begin Given information
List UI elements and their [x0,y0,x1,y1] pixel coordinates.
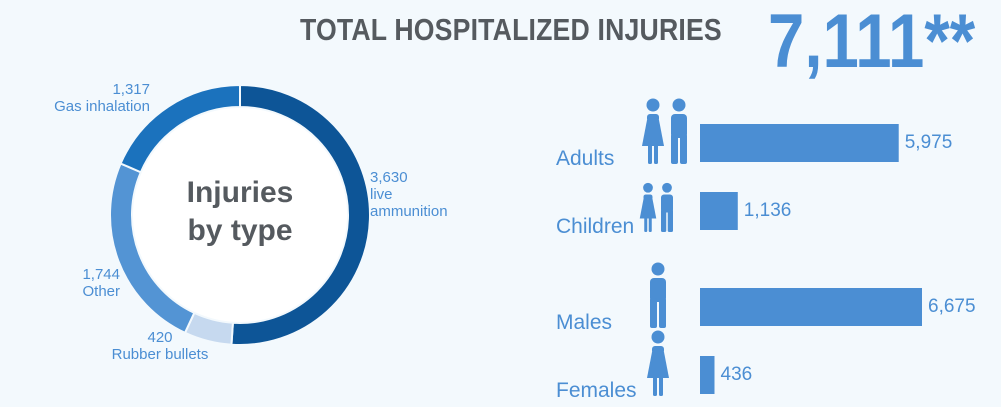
donut-slice-label-1-1: Rubber bullets [112,346,209,363]
total-count: 7,111** [768,0,976,84]
donut-slice-label-2-1: Other [82,283,120,300]
donut-slice-label-0-2: ammunition [370,203,448,220]
bar-value-3: 436 [721,364,753,385]
bar-category-0: Adults [556,147,614,170]
donut-slice-3 [119,83,241,174]
donut-slice-label-2-0: 1,744 [82,266,120,283]
bar-category-2: Males [556,311,612,334]
bar-value-1: 1,136 [744,200,792,221]
female-icon [647,330,669,396]
donut-slice-label-3-1: Gas inhalation [54,98,150,115]
donut-slice-label-3-0: 1,317 [112,81,150,98]
donut-hole [133,108,347,322]
donut-slice-label-1-0: 420 [147,329,172,346]
donut-chart [109,83,371,346]
donut-slice-label-0-1: live [370,186,393,203]
donut-center-label-1: Injuries [187,176,294,209]
bar-category-3: Females [556,379,637,402]
bar-children [700,192,738,230]
bar-females [700,356,715,394]
bar-males [700,288,922,326]
bar-category-1: Children [556,215,634,238]
donut-center-label-2: by type [187,214,292,247]
bar-value-0: 5,975 [905,132,953,153]
children-icon [639,182,673,232]
bar-chart: 5,975 Adults 1,136 Children 6,675 Males 436 Fem… [556,98,976,402]
page-title: TOTAL HOSPITALIZED INJURIES [300,12,722,47]
donut-slice-label-0-0: 3,630 [370,169,408,186]
bar-value-2: 6,675 [928,296,976,317]
bar-adults [700,124,899,162]
adults-icon [642,98,687,164]
male-icon [650,262,666,328]
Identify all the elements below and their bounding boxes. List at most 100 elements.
end Given information
Your goal:
Reproduce the records verbatim, from the line with "donut-slice-label-1-1: Rubber bullets" up to and including the line with "page-title: TOTAL HOSPITALIZED".

Exercise response:
donut-slice-label-1-1: Rubber bullets [112,346,209,363]
total-count: 7,111** [768,0,976,84]
donut-slice-label-2-1: Other [82,283,120,300]
donut-slice-label-0-2: ammunition [370,203,448,220]
bar-value-3: 436 [721,364,753,385]
bar-category-0: Adults [556,147,614,170]
donut-slice-3 [119,83,241,174]
donut-slice-label-2-0: 1,744 [82,266,120,283]
bar-category-2: Males [556,311,612,334]
bar-value-1: 1,136 [744,200,792,221]
female-icon [647,330,669,396]
donut-slice-label-3-1: Gas inhalation [54,98,150,115]
donut-slice-label-3-0: 1,317 [112,81,150,98]
donut-hole [133,108,347,322]
donut-slice-label-1-0: 420 [147,329,172,346]
donut-chart [109,83,371,346]
donut-slice-label-0-1: live [370,186,393,203]
donut-center-label-1: Injuries [187,176,294,209]
bar-category-3: Females [556,379,637,402]
bar-children [700,192,738,230]
bar-females [700,356,715,394]
bar-males [700,288,922,326]
bar-category-1: Children [556,215,634,238]
donut-center-label-2: by type [187,214,292,247]
bar-value-0: 5,975 [905,132,953,153]
children-icon [639,182,673,232]
bar-chart: 5,975 Adults 1,136 Children 6,675 Males 436 Fem… [556,98,976,402]
page-title: TOTAL HOSPITALIZED INJURIES [300,12,722,47]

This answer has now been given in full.